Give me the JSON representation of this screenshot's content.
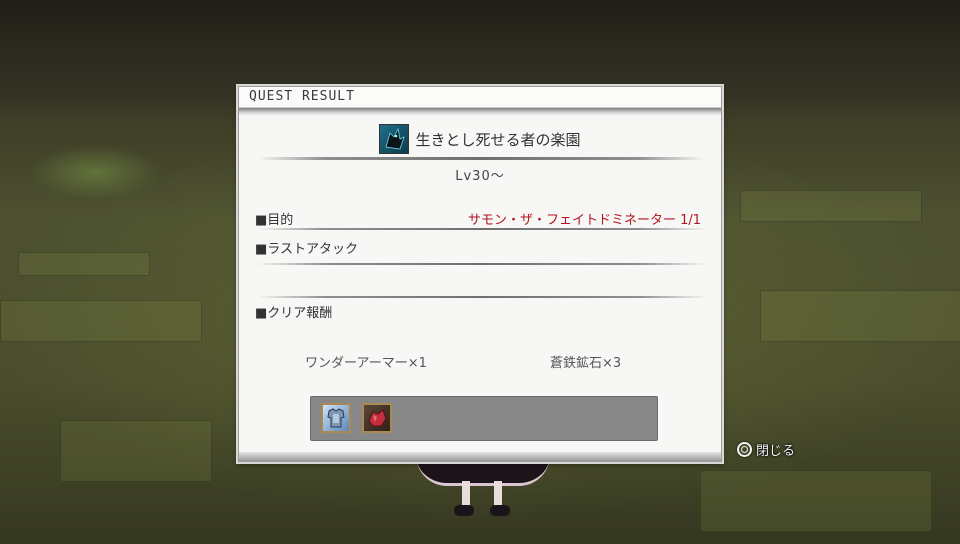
{
  "dialog": {
    "title": "QUEST RESULT",
    "quest_icon": "dark-beast-icon",
    "quest_name": "生きとし死せる者の楽園",
    "level": "Lv30～",
    "objective_label": "■目的",
    "objective_value": "サモン・ザ・フェイトドミネーター  1/1",
    "objective_color": "#b0141e",
    "last_attack_label": "■ラストアタック",
    "clear_reward_label": "■クリア報酬",
    "rewards": [
      {
        "name": "ワンダーアーマー×1",
        "icon": "armor-icon"
      },
      {
        "name": "蒼鉄鉱石×3",
        "icon": "ore-icon"
      }
    ]
  },
  "close_hint": {
    "icon": "circle-button-icon",
    "label": "閉じる"
  }
}
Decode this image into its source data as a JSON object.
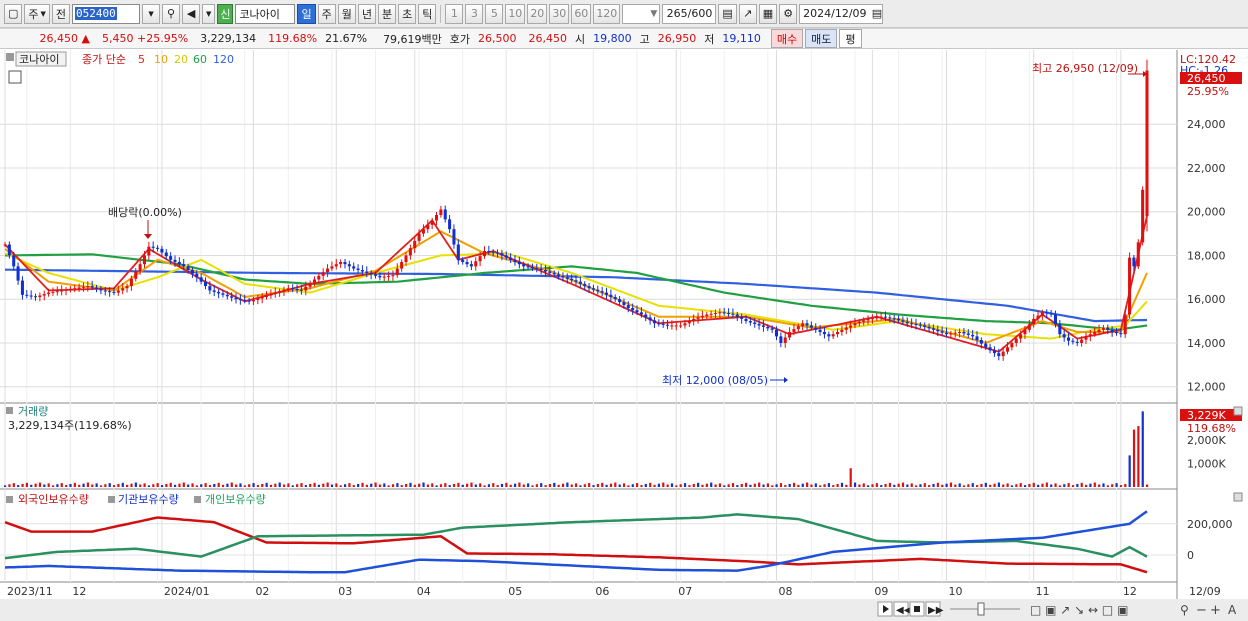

--

# [Prompt]
Reproduce the whole listing word for word, setting aside any pictures.

# [Expected output]
Give me the JSON representation of this screenshot's content.
{
  "dialog": {
    "title": "QUEST RESULT",
    "quest_icon": "dark-beast-icon",
    "quest_name": "生きとし死せる者の楽園",
    "level": "Lv30～",
    "objective_label": "■目的",
    "objective_value": "サモン・ザ・フェイトドミネーター  1/1",
    "objective_color": "#b0141e",
    "last_attack_label": "■ラストアタック",
    "clear_reward_label": "■クリア報酬",
    "rewards": [
      {
        "name": "ワンダーアーマー×1",
        "icon": "armor-icon"
      },
      {
        "name": "蒼鉄鉱石×3",
        "icon": "ore-icon"
      }
    ]
  },
  "close_hint": {
    "icon": "circle-button-icon",
    "label": "閉じる"
  }
}
Decode this image into its source data as a JSON object.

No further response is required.